Chapter 7: Understanding Data

CBSE Unit: NOT in current CBSE syllabus (2025-26) Status: Supplementary, relevant to data science/AI trends in education Priority: LOW for exam, but good foundation for AI/data science content

Key Concepts

7.1 What is Data?

Data is a collection of characters, numbers, and other symbols that represent values, Singular: datum, Plural: data
Computers store data electronically for faster processing compared to manual methods, The ICT revolution (computers, mobile, Internet) has led to generation of large volumes of data at very fast pace, Data by itself cannot help in decision making, it needs to be processed and analysed

Distinction: Data vs Information vs Knowledge

Term	Meaning	Example
Data	Raw, unprocessed facts	85, 90, 78, 92, 88 (marks of 5 students)
Information	Processed data with meaning	Average marks = 86.6, Highest = 92
Knowledge	Understanding derived from information	Class performance is good; focus on weaker students

7.2 Examples of Data

Personal data: name, age, gender, contact details
Transaction data: banking, shopping, ticketing (online or offline)
•••
TASK TO CARRY OUT → The chapter on understanding data explains why computers store data electronically and why data by itself cannot support decision making. Give both reasons in one to three sentences.

GIVEN RECORDS →
•••
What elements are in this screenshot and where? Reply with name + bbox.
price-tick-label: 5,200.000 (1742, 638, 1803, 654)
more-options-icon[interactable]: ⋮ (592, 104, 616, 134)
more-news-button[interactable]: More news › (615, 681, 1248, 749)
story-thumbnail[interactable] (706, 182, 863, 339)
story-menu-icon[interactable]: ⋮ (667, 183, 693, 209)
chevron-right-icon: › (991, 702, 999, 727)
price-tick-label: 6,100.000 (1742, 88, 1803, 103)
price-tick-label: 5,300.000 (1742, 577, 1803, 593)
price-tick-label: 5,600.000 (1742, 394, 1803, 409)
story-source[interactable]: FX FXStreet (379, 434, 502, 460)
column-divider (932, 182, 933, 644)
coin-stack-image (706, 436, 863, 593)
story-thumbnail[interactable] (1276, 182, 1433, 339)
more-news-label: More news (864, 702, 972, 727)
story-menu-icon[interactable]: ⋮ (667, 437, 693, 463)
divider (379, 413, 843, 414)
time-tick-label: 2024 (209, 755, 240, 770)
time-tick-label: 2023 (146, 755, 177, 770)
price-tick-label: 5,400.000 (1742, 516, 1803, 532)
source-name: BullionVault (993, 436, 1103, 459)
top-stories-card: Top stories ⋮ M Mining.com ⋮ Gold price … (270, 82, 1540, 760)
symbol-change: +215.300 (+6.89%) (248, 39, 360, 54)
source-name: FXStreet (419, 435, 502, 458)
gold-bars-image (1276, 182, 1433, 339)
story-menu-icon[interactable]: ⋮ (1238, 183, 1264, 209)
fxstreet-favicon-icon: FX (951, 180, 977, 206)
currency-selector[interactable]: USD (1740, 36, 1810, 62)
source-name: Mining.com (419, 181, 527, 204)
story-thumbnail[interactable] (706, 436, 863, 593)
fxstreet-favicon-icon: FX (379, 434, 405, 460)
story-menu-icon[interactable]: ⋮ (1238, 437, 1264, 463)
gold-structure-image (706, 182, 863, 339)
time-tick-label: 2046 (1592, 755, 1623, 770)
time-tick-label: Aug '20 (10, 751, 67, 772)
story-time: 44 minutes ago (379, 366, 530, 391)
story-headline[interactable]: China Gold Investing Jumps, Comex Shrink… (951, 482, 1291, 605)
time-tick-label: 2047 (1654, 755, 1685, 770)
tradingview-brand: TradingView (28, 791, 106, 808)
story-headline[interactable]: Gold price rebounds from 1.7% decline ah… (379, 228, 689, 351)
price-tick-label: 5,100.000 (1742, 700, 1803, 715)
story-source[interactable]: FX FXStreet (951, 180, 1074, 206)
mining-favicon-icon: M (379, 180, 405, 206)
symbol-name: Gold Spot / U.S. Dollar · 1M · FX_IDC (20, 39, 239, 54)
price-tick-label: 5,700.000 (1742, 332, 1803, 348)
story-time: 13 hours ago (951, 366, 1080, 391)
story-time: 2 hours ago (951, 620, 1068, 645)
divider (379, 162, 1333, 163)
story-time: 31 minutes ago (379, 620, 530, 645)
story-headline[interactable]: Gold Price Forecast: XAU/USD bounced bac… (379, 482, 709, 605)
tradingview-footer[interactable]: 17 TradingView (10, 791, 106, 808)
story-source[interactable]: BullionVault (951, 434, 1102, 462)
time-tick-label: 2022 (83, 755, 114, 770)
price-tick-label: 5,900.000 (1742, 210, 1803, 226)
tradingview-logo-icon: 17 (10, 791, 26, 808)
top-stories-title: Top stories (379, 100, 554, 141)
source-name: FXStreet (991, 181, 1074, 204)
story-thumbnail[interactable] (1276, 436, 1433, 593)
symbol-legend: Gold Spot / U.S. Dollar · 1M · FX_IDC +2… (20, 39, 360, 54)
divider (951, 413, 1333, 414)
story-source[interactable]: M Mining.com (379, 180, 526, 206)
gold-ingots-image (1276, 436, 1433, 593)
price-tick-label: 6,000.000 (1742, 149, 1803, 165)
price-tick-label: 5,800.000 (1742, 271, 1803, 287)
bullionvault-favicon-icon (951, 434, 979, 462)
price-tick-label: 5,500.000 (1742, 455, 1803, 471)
•••
ANSWER AREA → Computers store data electronically because it allows faster processing than manual methods. Data alone cannot help in decision making because it first needs to be processed and analysed.